**To be done**
Retype every entry in its entirety, without alteration.

**Data in this exercise**
----------
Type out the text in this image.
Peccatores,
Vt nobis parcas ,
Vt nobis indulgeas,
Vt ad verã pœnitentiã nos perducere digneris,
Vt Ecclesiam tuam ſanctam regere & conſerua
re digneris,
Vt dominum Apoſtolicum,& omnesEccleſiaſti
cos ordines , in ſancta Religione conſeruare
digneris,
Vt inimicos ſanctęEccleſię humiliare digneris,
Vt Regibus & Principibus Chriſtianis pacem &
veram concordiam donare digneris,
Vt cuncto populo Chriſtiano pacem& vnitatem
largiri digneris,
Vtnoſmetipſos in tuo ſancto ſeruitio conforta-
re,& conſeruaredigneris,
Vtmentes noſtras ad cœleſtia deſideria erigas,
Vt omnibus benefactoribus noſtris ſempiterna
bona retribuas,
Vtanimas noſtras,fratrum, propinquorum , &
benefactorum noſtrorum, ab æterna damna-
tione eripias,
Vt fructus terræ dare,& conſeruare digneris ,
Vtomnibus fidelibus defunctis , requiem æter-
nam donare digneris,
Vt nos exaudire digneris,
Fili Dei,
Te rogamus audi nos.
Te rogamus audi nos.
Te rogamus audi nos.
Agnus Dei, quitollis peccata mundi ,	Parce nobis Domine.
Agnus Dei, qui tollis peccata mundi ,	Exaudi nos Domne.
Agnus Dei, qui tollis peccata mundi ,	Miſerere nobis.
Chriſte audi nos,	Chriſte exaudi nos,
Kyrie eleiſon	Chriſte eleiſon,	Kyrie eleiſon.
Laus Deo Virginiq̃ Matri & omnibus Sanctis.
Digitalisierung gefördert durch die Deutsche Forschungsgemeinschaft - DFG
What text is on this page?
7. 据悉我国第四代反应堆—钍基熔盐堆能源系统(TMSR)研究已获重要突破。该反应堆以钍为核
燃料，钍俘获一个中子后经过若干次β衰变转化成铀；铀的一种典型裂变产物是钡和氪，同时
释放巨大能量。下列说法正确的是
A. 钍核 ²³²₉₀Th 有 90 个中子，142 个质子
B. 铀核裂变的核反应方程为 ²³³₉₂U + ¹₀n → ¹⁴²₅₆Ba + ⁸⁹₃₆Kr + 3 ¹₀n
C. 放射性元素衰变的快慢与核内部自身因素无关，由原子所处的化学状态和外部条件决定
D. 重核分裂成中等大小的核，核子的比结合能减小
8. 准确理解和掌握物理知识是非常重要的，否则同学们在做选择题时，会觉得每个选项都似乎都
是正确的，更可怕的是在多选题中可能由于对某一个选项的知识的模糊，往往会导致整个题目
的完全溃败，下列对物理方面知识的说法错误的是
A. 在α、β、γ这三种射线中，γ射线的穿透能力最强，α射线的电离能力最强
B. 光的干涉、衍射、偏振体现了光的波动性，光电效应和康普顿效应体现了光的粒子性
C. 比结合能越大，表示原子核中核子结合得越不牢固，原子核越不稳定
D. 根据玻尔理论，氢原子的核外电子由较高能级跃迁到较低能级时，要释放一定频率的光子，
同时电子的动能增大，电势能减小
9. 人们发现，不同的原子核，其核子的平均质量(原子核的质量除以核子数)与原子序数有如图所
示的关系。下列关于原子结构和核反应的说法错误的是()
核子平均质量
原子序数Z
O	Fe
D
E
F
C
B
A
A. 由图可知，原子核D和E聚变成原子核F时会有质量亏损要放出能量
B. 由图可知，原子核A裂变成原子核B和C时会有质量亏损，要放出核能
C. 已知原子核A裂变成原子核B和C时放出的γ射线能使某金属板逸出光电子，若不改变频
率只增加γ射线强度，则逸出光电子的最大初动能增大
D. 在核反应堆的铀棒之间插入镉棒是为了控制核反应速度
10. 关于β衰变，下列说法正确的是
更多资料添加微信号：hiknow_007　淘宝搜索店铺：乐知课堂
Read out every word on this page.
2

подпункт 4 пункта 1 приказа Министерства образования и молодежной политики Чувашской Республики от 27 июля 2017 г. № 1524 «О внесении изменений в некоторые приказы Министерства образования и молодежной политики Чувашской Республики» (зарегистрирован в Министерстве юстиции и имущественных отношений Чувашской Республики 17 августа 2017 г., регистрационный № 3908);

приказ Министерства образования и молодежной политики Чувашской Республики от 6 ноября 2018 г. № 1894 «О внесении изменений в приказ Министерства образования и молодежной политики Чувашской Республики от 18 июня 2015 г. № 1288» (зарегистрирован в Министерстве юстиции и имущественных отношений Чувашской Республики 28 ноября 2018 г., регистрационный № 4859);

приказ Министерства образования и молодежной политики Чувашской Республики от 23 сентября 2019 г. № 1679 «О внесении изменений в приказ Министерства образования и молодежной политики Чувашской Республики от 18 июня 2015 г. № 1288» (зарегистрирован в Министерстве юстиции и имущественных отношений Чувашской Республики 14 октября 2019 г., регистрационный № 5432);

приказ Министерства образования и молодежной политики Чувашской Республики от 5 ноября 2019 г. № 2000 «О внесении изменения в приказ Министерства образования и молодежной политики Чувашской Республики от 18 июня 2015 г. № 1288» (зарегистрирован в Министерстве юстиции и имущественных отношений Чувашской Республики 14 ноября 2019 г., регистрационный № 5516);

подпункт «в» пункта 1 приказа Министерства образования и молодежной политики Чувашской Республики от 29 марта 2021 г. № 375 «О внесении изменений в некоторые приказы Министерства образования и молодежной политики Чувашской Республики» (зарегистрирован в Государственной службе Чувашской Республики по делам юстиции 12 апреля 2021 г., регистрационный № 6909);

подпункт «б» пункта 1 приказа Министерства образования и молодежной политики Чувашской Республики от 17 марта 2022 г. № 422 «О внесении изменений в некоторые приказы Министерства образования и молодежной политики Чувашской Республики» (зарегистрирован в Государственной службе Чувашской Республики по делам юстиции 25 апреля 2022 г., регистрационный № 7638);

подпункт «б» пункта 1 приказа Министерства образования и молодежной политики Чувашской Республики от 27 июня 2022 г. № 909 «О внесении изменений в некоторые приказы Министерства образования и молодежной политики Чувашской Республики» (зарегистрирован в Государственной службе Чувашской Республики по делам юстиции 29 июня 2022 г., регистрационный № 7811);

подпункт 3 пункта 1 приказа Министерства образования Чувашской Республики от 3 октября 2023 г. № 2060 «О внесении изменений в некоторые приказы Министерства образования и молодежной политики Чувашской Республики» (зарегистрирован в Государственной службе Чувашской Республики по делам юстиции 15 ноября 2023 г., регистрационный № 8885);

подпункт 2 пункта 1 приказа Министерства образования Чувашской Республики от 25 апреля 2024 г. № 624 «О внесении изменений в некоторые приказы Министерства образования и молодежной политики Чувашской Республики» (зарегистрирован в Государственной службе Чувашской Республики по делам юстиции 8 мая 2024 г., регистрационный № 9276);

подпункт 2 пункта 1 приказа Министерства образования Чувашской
----------
**Task output**
Type out the text in this image.
Peccatores,
Vt nobis parcas ,
Vt nobis indulgeas,
Vt ad verã pœnitentiã nos perducere digneris,
Vt Ecclesiam tuam ſanctam regere & conſerua
re digneris,
Vt dominum Apoſtolicum,& omnesEccleſiaſti
cos ordines , in ſancta Religione conſeruare
digneris,
Vt inimicos ſanctęEccleſię humiliare digneris,
Vt Regibus & Principibus Chriſtianis pacem &
veram concordiam donare digneris,
Vt cuncto populo Chriſtiano pacem& vnitatem
largiri digneris,
Vtnoſmetipſos in tuo ſancto ſeruitio conforta-
re,& conſeruaredigneris,
Vtmentes noſtras ad cœleſtia deſideria erigas,
Vt omnibus benefactoribus noſtris ſempiterna
bona retribuas,
Vtanimas noſtras,fratrum, propinquorum , &
benefactorum noſtrorum, ab æterna damna-
tione eripias,
Vt fructus terræ dare,& conſeruare digneris ,
Vtomnibus fidelibus defunctis , requiem æter-
nam donare digneris,
Vt nos exaudire digneris,
Fili Dei,
Te rogamus audi nos.
Te rogamus audi nos.
Te rogamus audi nos.
Agnus Dei, quitollis peccata mundi ,	Parce nobis Domine.
Agnus Dei, qui tollis peccata mundi ,	Exaudi nos Domne.
Agnus Dei, qui tollis peccata mundi ,	Miſerere nobis.
Chriſte audi nos,	Chriſte exaudi nos,
Kyrie eleiſon	Chriſte eleiſon,	Kyrie eleiſon.
Laus Deo Virginiq̃ Matri & omnibus Sanctis.
Digitalisierung gefördert durch die Deutsche Forschungsgemeinschaft - DFG
What text is on this page?
7. 据悉我国第四代反应堆—钍基熔盐堆能源系统(TMSR)研究已获重要突破。该反应堆以钍为核
燃料，钍俘获一个中子后经过若干次β衰变转化成铀；铀的一种典型裂变产物是钡和氪，同时
释放巨大能量。下列说法正确的是
A. 钍核 ²³²₉₀Th 有 90 个中子，142 个质子
B. 铀核裂变的核反应方程为 ²³³₉₂U + ¹₀n → ¹⁴²₅₆Ba + ⁸⁹₃₆Kr + 3 ¹₀n
C. 放射性元素衰变的快慢与核内部自身因素无关，由原子所处的化学状态和外部条件决定
D. 重核分裂成中等大小的核，核子的比结合能减小
8. 准确理解和掌握物理知识是非常重要的，否则同学们在做选择题时，会觉得每个选项都似乎都
是正确的，更可怕的是在多选题中可能由于对某一个选项的知识的模糊，往往会导致整个题目
的完全溃败，下列对物理方面知识的说法错误的是
A. 在α、β、γ这三种射线中，γ射线的穿透能力最强，α射线的电离能力最强
B. 光的干涉、衍射、偏振体现了光的波动性，光电效应和康普顿效应体现了光的粒子性
C. 比结合能越大，表示原子核中核子结合得越不牢固，原子核越不稳定
D. 根据玻尔理论，氢原子的核外电子由较高能级跃迁到较低能级时，要释放一定频率的光子，
同时电子的动能增大，电势能减小
9. 人们发现，不同的原子核，其核子的平均质量(原子核的质量除以核子数)与原子序数有如图所
示的关系。下列关于原子结构和核反应的说法错误的是()
核子平均质量
原子序数Z
O	Fe
D
E
F
C
B
A
A. 由图可知，原子核D和E聚变成原子核F时会有质量亏损要放出能量
B. 由图可知，原子核A裂变成原子核B和C时会有质量亏损，要放出核能
C. 已知原子核A裂变成原子核B和C时放出的γ射线能使某金属板逸出光电子，若不改变频
率只增加γ射线强度，则逸出光电子的最大初动能增大
D. 在核反应堆的铀棒之间插入镉棒是为了控制核反应速度
10. 关于β衰变，下列说法正确的是
更多资料添加微信号：hiknow_007　淘宝搜索店铺：乐知课堂
Read out every word on this page.
2

подпункт 4 пункта 1 приказа Министерства образования и молодежной политики Чувашской Республики от 27 июля 2017 г. № 1524 «О внесении изменений в некоторые приказы Министерства образования и молодежной политики Чувашской Республики» (зарегистрирован в Министерстве юстиции и имущественных отношений Чувашской Республики 17 августа 2017 г., регистрационный № 3908);

приказ Министерства образования и молодежной политики Чувашской Республики от 6 ноября 2018 г. № 1894 «О внесении изменений в приказ Министерства образования и молодежной политики Чувашской Республики от 18 июня 2015 г. № 1288» (зарегистрирован в Министерстве юстиции и имущественных отношений Чувашской Республики 28 ноября 2018 г., регистрационный № 4859);

приказ Министерства образования и молодежной политики Чувашской Республики от 23 сентября 2019 г. № 1679 «О внесении изменений в приказ Министерства образования и молодежной политики Чувашской Республики от 18 июня 2015 г. № 1288» (зарегистрирован в Министерстве юстиции и имущественных отношений Чувашской Республики 14 октября 2019 г., регистрационный № 5432);

приказ Министерства образования и молодежной политики Чувашской Республики от 5 ноября 2019 г. № 2000 «О внесении изменения в приказ Министерства образования и молодежной политики Чувашской Республики от 18 июня 2015 г. № 1288» (зарегистрирован в Министерстве юстиции и имущественных отношений Чувашской Республики 14 ноября 2019 г., регистрационный № 5516);

подпункт «в» пункта 1 приказа Министерства образования и молодежной политики Чувашской Республики от 29 марта 2021 г. № 375 «О внесении изменений в некоторые приказы Министерства образования и молодежной политики Чувашской Республики» (зарегистрирован в Государственной службе Чувашской Республики по делам юстиции 12 апреля 2021 г., регистрационный № 6909);

подпункт «б» пункта 1 приказа Министерства образования и молодежной политики Чувашской Республики от 17 марта 2022 г. № 422 «О внесении изменений в некоторые приказы Министерства образования и молодежной политики Чувашской Республики» (зарегистрирован в Государственной службе Чувашской Республики по делам юстиции 25 апреля 2022 г., регистрационный № 7638);

подпункт «б» пункта 1 приказа Министерства образования и молодежной политики Чувашской Республики от 27 июня 2022 г. № 909 «О внесении изменений в некоторые приказы Министерства образования и молодежной политики Чувашской Республики» (зарегистрирован в Государственной службе Чувашской Республики по делам юстиции 29 июня 2022 г., регистрационный № 7811);

подпункт 3 пункта 1 приказа Министерства образования Чувашской Республики от 3 октября 2023 г. № 2060 «О внесении изменений в некоторые приказы Министерства образования и молодежной политики Чувашской Республики» (зарегистрирован в Государственной службе Чувашской Республики по делам юстиции 15 ноября 2023 г., регистрационный № 8885);

подпункт 2 пункта 1 приказа Министерства образования Чувашской Республики от 25 апреля 2024 г. № 624 «О внесении изменений в некоторые приказы Министерства образования и молодежной политики Чувашской Республики» (зарегистрирован в Государственной службе Чувашской Республики по делам юстиции 8 мая 2024 г., регистрационный № 9276);

подпункт 2 пункта 1 приказа Министерства образования Чувашской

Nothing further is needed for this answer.